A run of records
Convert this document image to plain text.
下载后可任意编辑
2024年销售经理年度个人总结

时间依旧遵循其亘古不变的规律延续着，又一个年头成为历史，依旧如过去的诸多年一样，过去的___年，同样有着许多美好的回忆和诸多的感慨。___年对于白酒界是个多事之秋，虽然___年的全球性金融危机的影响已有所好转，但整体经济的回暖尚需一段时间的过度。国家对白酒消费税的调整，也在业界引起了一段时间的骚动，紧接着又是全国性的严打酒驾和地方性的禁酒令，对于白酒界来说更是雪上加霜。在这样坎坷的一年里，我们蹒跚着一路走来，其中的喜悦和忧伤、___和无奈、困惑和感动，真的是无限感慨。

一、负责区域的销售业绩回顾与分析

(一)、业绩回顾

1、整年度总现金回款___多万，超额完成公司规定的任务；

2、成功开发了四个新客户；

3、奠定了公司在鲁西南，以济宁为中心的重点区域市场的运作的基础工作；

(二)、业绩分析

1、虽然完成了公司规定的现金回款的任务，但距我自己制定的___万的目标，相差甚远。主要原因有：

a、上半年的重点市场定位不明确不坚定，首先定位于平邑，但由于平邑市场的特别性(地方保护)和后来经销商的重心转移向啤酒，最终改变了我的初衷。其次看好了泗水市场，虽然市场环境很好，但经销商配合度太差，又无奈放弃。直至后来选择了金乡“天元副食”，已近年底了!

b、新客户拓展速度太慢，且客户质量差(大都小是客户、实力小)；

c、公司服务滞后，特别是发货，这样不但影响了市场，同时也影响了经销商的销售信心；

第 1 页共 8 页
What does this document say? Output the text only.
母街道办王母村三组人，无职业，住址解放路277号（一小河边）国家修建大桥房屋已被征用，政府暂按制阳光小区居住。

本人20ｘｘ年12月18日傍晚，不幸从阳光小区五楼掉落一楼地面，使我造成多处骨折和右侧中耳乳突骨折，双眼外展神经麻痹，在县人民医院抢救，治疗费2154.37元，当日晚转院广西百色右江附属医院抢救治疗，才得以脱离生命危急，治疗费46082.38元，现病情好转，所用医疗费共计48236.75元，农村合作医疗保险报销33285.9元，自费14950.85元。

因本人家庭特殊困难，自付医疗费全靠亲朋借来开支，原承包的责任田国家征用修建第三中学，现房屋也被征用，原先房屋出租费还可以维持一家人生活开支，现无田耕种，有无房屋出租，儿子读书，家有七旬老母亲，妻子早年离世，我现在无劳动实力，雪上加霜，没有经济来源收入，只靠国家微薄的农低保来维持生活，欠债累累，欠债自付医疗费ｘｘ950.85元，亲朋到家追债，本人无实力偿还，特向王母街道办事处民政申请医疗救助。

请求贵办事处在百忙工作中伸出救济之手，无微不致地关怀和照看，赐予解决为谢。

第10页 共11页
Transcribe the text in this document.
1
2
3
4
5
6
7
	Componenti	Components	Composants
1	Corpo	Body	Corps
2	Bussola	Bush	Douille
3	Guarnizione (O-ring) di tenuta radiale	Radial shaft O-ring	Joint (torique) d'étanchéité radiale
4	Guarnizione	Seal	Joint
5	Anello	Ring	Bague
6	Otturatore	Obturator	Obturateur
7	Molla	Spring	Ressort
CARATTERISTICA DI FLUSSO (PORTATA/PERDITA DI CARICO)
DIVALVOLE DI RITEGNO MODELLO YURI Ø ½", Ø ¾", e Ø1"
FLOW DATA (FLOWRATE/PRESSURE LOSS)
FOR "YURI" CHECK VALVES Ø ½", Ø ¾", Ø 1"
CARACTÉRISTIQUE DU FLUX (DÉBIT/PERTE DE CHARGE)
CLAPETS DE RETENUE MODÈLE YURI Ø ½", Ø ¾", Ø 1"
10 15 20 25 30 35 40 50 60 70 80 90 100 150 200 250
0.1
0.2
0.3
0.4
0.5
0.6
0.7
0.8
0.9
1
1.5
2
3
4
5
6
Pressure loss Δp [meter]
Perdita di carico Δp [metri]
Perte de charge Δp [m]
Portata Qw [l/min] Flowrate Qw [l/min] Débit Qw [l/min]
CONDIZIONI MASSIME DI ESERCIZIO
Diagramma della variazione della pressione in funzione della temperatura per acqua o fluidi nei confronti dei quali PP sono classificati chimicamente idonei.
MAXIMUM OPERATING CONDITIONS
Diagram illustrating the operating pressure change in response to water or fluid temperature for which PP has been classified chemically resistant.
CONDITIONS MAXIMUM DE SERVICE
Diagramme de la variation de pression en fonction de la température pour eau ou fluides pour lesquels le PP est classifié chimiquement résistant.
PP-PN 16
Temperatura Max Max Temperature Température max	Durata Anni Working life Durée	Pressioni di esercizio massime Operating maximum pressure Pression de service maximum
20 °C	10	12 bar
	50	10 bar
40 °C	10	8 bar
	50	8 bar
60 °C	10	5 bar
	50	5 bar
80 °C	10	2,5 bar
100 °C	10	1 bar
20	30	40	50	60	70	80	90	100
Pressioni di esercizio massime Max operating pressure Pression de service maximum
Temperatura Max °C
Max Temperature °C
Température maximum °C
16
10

### Directions for this task:
Read through the entries and copy every line that includes "Pressioni".

### Correct response:
Temperatura Max Max Temperature Température max	Durata Anni Working life Durée	Pressioni di esercizio massime Operating maximum pressure Pression de service maximum
Pressioni di esercizio massime Max operating pressure Pression de service maximum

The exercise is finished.